» Short task: Identify each line in the records below that contains the word "order", and copy it.

>> begin

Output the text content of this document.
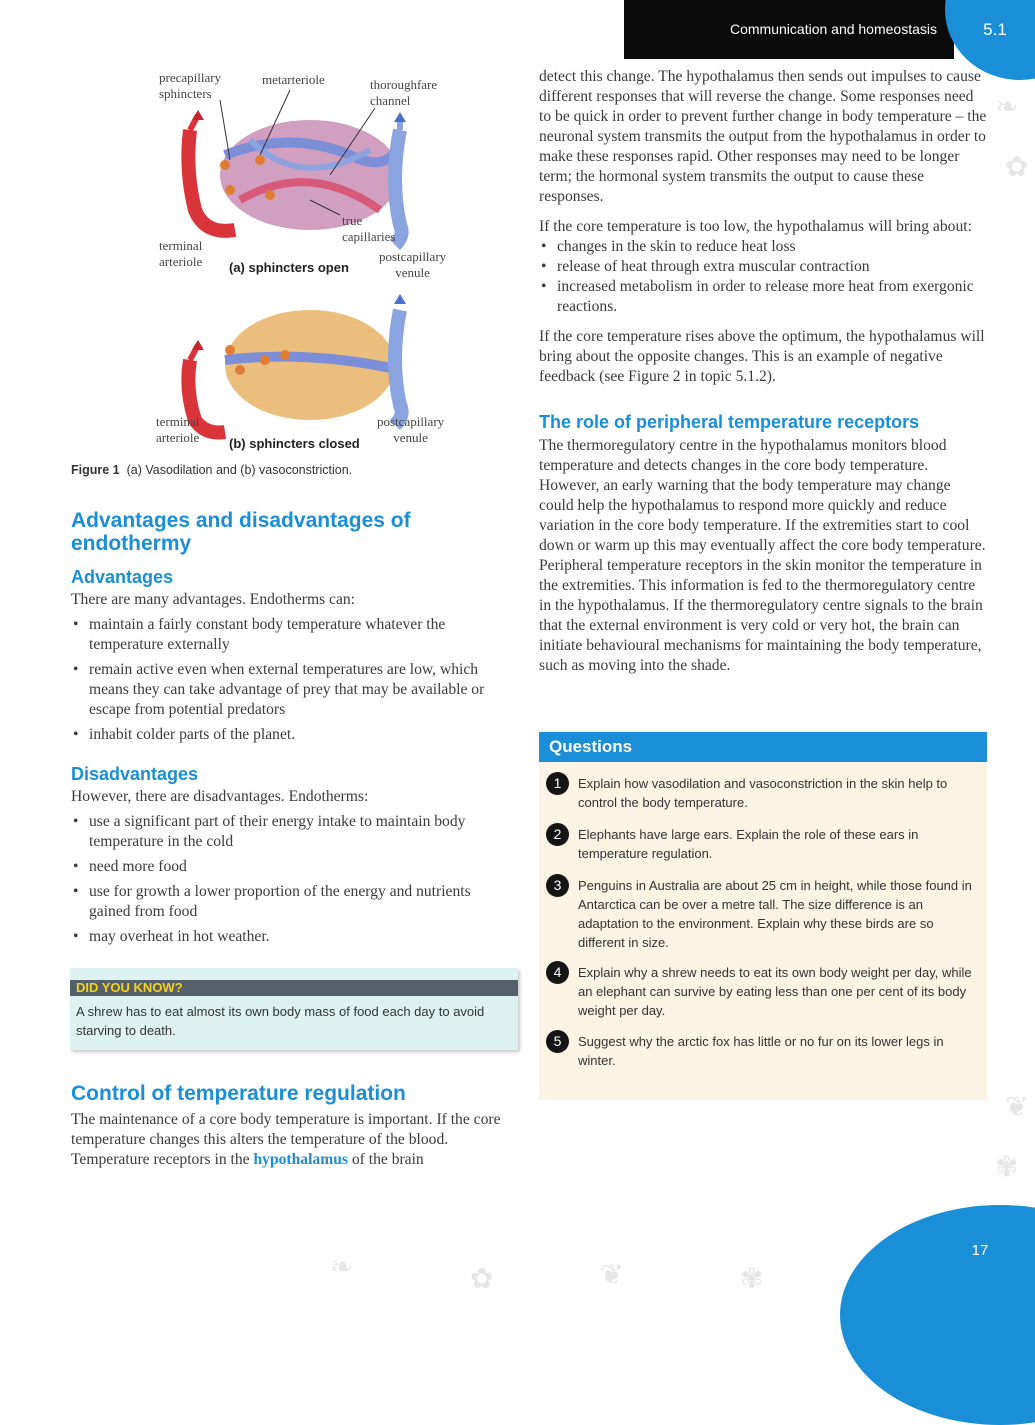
Communication and homeostasis	5.1
❧
✿
❦
✾
❧	✿	❦	✾
17
precapillary
sphincters
metarteriole	thoroughfare
channel
true
capillaries
terminal
arteriole	postcapillary
venule
(a) sphincters open
terminal
arteriole
postcapillary
venule
(b) sphincters closed
Figure 1 (a) Vasodilation and (b) vasoconstriction.
Advantages and disadvantages of endothermy
Advantages

There are many advantages. Endotherms can:

• maintain a fairly constant body temperature whatever the temperature externally
• remain active even when external temperatures are low, which means they can take advantage of prey that may be available or escape from potential predators
• inhabit colder parts of the planet.
Disadvantages

However, there are disadvantages. Endotherms:

• use a significant part of their energy intake to maintain body temperature in the cold
• need more food
• use for growth a lower proportion of the energy and nutrients gained from food
• may overheat in hot weather.
DID YOU KNOW?
A shrew has to eat almost its own body mass of food each day to avoid starving to death.
Control of temperature regulation

The maintenance of a core body temperature is important. If the core temperature changes this alters the temperature of the blood. Temperature receptors in the hypothalamus of the brain

detect this change. The hypothalamus then sends out impulses to cause different responses that will reverse the change. Some responses need to be quick in order to prevent further change in body temperature – the neuronal system transmits the output from the hypothalamus in order to make these responses rapid. Other responses may need to be longer term; the hormonal system transmits the output to cause these responses.

If the core temperature is too low, the hypothalamus will bring about:

• changes in the skin to reduce heat loss
• release of heat through extra muscular contraction
• increased metabolism in order to release more heat from exergonic reactions.

If the core temperature rises above the optimum, the hypothalamus will bring about the opposite changes. This is an example of negative feedback (see Figure 2 in topic 5.1.2).

The role of peripheral temperature receptors

The thermoregulatory centre in the hypothalamus monitors blood temperature and detects changes in the core body temperature. However, an early warning that the body temperature may change could help the hypothalamus to respond more quickly and reduce variation in the core body temperature. If the extremities start to cool down or warm up this may eventually affect the core body temperature. Peripheral temperature receptors in the skin monitor the temperature in the extremities. This information is fed to the thermoregulatory centre in the hypothalamus. If the thermoregulatory centre signals to the brain that the external environment is very cold or very hot, the brain can initiate behavioural mechanisms for maintaining the body temperature, such as moving into the shade.

Questions
1	Explain how vasodilation and vasoconstriction in the skin help to control the body temperature.
2	Elephants have large ears. Explain the role of these ears in temperature regulation.
3	Penguins in Australia are about 25 cm in height, while those found in Antarctica can be over a metre tall. The size difference is an adaptation to the environment. Explain why these birds are so different in size.
4	Explain why a shrew needs to eat its own body weight per day, while an elephant can survive by eating less than one per cent of its body weight per day.
5	Suggest why the arctic fox has little or no fur on its lower legs in winter.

>> end

» Result:
detect this change. The hypothalamus then sends out impulses to cause different responses that will reverse the change. Some responses need to be quick in order to prevent further change in body temperature – the neuronal system transmits the output from the hypothalamus in order to make these responses rapid. Other responses may need to be longer term; the hormonal system transmits the output to cause these responses.
• increased metabolism in order to release more heat from exergonic reactions.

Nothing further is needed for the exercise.